Structured figure records
......
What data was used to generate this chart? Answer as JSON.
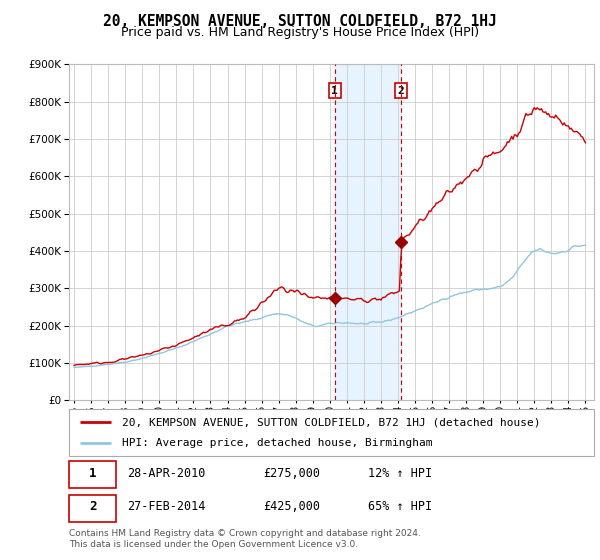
{
  "title": "20, KEMPSON AVENUE, SUTTON COLDFIELD, B72 1HJ",
  "subtitle": "Price paid vs. HM Land Registry's House Price Index (HPI)",
  "hpi_label": "HPI: Average price, detached house, Birmingham",
  "property_label": "20, KEMPSON AVENUE, SUTTON COLDFIELD, B72 1HJ (detached house)",
  "footer": "Contains HM Land Registry data © Crown copyright and database right 2024.\nThis data is licensed under the Open Government Licence v3.0.",
  "sale1_date": "28-APR-2010",
  "sale1_price": 275000,
  "sale1_pct": "12% ↑ HPI",
  "sale1_year": 2010.29,
  "sale2_date": "27-FEB-2014",
  "sale2_price": 425000,
  "sale2_pct": "65% ↑ HPI",
  "sale2_year": 2014.16,
  "ylim": [
    0,
    900000
  ],
  "xlim": [
    1994.7,
    2025.5
  ],
  "yticks": [
    0,
    100000,
    200000,
    300000,
    400000,
    500000,
    600000,
    700000,
    800000,
    900000
  ],
  "xticks": [
    1995,
    1996,
    1997,
    1998,
    1999,
    2000,
    2001,
    2002,
    2003,
    2004,
    2005,
    2006,
    2007,
    2008,
    2009,
    2010,
    2011,
    2012,
    2013,
    2014,
    2015,
    2016,
    2017,
    2018,
    2019,
    2020,
    2021,
    2022,
    2023,
    2024,
    2025
  ],
  "hpi_color": "#92c5de",
  "property_color": "#cc0000",
  "sale_marker_color": "#990000",
  "vline_color": "#cc0000",
  "bg_shade_color": "#ddeeff",
  "grid_color": "#cccccc",
  "title_fontsize": 10.5,
  "subtitle_fontsize": 9,
  "axis_fontsize": 7.5,
  "legend_fontsize": 8,
  "footer_fontsize": 6.5
}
......
Task directions
From the data above, copy each line that holds "KEMPSON".

Exercise result
  "title": "20, KEMPSON AVENUE, SUTTON COLDFIELD, B72 1HJ",
  "property_label": "20, KEMPSON AVENUE, SUTTON COLDFIELD, B72 1HJ (detached house)",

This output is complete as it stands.